● Objective:
Write out every line of the material exactly as it appears.

(Data entries)
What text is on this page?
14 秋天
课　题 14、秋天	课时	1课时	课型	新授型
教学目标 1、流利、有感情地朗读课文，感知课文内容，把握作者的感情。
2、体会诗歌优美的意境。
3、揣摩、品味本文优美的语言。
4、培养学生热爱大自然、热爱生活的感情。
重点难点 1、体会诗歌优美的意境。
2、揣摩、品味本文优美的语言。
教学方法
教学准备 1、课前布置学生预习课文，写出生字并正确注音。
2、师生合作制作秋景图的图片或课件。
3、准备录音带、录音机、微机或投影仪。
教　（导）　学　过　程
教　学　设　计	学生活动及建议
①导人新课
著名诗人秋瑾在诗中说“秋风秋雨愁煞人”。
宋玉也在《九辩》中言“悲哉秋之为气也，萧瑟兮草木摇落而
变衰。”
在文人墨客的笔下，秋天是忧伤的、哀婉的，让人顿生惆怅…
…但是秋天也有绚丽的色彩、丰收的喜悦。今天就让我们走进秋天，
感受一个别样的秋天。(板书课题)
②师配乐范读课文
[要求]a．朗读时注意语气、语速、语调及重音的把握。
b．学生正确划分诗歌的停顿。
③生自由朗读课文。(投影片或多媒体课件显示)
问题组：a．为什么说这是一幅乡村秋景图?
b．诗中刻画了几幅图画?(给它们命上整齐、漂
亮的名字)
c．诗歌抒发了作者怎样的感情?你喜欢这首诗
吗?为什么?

● Exercise response:
What text is on this page?
14 秋天
课　题 14、秋天	课时	1课时	课型	新授型
教学目标 1、流利、有感情地朗读课文，感知课文内容，把握作者的感情。
2、体会诗歌优美的意境。
3、揣摩、品味本文优美的语言。
4、培养学生热爱大自然、热爱生活的感情。
重点难点 1、体会诗歌优美的意境。
2、揣摩、品味本文优美的语言。
教学方法
教学准备 1、课前布置学生预习课文，写出生字并正确注音。
2、师生合作制作秋景图的图片或课件。
3、准备录音带、录音机、微机或投影仪。
教　（导）　学　过　程
教　学　设　计	学生活动及建议
①导人新课
著名诗人秋瑾在诗中说“秋风秋雨愁煞人”。
宋玉也在《九辩》中言“悲哉秋之为气也，萧瑟兮草木摇落而
变衰。”
在文人墨客的笔下，秋天是忧伤的、哀婉的，让人顿生惆怅…
…但是秋天也有绚丽的色彩、丰收的喜悦。今天就让我们走进秋天，
感受一个别样的秋天。(板书课题)
②师配乐范读课文
[要求]a．朗读时注意语气、语速、语调及重音的把握。
b．学生正确划分诗歌的停顿。
③生自由朗读课文。(投影片或多媒体课件显示)
问题组：a．为什么说这是一幅乡村秋景图?
b．诗中刻画了几幅图画?(给它们命上整齐、漂
亮的名字)
c．诗歌抒发了作者怎样的感情?你喜欢这首诗
吗?为什么?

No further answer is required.